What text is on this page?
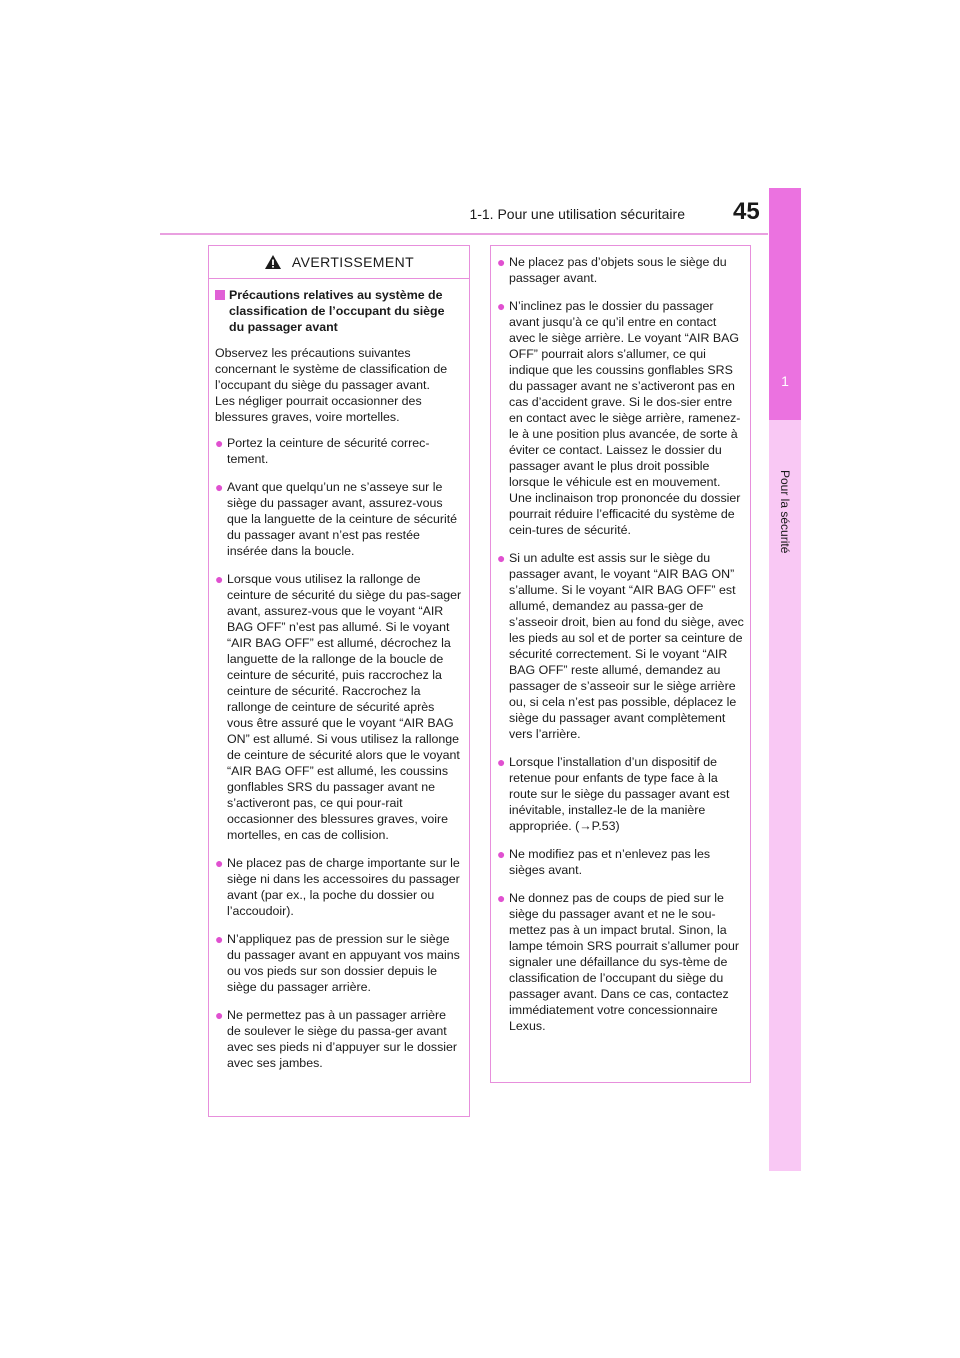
1-1. Pour une utilisation sécuritaire 45
1
Pour la sécurité
AVERTISSEMENT
Précautions relatives au système de classification de l’occupant du siège du passager avant

Observez les précautions suivantes concernant le système de classification de l’occupant du siège du passager avant.
Les négliger pourrait occasionner des blessures graves, voire mortelles.

● Portez la ceinture de sécurité correc-tement.
● Avant que quelqu’un ne s’asseye sur le siège du passager avant, assurez-vous que la languette de la ceinture de sécurité du passager avant n’est pas restée insérée dans la boucle.
● Lorsque vous utilisez la rallonge de ceinture de sécurité du siège du pas-sager avant, assurez-vous que le voyant “AIR BAG OFF” n’est pas allumé. Si le voyant “AIR BAG OFF” est allumé, décrochez la languette de la rallonge de la boucle de ceinture de sécurité, puis raccrochez la ceinture de sécurité. Raccrochez la rallonge de ceinture de sécurité après vous être assuré que le voyant “AIR BAG ON” est allumé. Si vous utilisez la rallonge de ceinture de sécurité alors que le voyant “AIR BAG OFF” est allumé, les coussins gonflables SRS du passager avant ne s’activeront pas, ce qui pour-rait occasionner des blessures graves, voire mortelles, en cas de collision.
● Ne placez pas de charge importante sur le siège ni dans les accessoires du passager avant (par ex., la poche du dossier ou l’accoudoir).
● N’appliquez pas de pression sur le siège du passager avant en appuyant vos mains ou vos pieds sur son dossier depuis le siège du passager arrière.
● Ne permettez pas à un passager arrière de soulever le siège du passa-ger avant avec ses pieds ni d’appuyer sur le dossier avec ses jambes.
● Ne placez pas d’objets sous le siège du passager avant.
● N’inclinez pas le dossier du passager avant jusqu’à ce qu’il entre en contact avec le siège arrière. Le voyant “AIR BAG OFF” pourrait alors s’allumer, ce qui indique que les coussins gonflables SRS du passager avant ne s’activeront pas en cas d’accident grave. Si le dos-sier entre en contact avec le siège arrière, ramenez-le à une position plus avancée, de sorte à éviter ce contact. Laissez le dossier du passager avant le plus droit possible lorsque le véhicule est en mouvement. Une inclinaison trop prononcée du dossier pourrait réduire l’efficacité du système de cein-tures de sécurité.
● Si un adulte est assis sur le siège du passager avant, le voyant “AIR BAG ON” s’allume. Si le voyant “AIR BAG OFF” est allumé, demandez au passa-ger de s’asseoir droit, bien au fond du siège, avec les pieds au sol et de porter sa ceinture de sécurité correctement. Si le voyant “AIR BAG OFF” reste allumé, demandez au passager de s’asseoir sur le siège arrière ou, si cela n’est pas possible, déplacez le siège du passager avant complètement vers l’arrière.
● Lorsque l’installation d’un dispositif de retenue pour enfants de type face à la route sur le siège du passager avant est inévitable, installez-le de la manière appropriée. (→P.53)
● Ne modifiez pas et n’enlevez pas les sièges avant.
● Ne donnez pas de coups de pied sur le siège du passager avant et ne le sou-mettez pas à un impact brutal. Sinon, la lampe témoin SRS pourrait s’allumer pour signaler une défaillance du sys-tème de classification de l’occupant du siège du passager avant. Dans ce cas, contactez immédiatement votre concessionnaire Lexus.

- - -

• _Your task_
Examine the records and pull out every line where the string "pourrait" occurs.

• _Answer to the problem_
Les négliger pourrait occasionner des blessures graves, voire mortelles.
● N’inclinez pas le dossier du passager avant jusqu’à ce qu’il entre en contact avec le siège arrière. Le voyant “AIR BAG OFF” pourrait alors s’allumer, ce qui indique que les coussins gonflables SRS du passager avant ne s’activeront pas en cas d’accident grave. Si le dos-sier entre en contact avec le siège arrière, ramenez-le à une position plus avancée, de sorte à éviter ce contact. Laissez le dossier du passager avant le plus droit possible lorsque le véhicule est en mouvement. Une inclinaison trop prononcée du dossier pourrait réduire l’efficacité du système de cein-tures de sécurité.
● Ne donnez pas de coups de pied sur le siège du passager avant et ne le sou-mettez pas à un impact brutal. Sinon, la lampe témoin SRS pourrait s’allumer pour signaler une défaillance du sys-tème de classification de l’occupant du siège du passager avant. Dans ce cas, contactez immédiatement votre concessionnaire Lexus.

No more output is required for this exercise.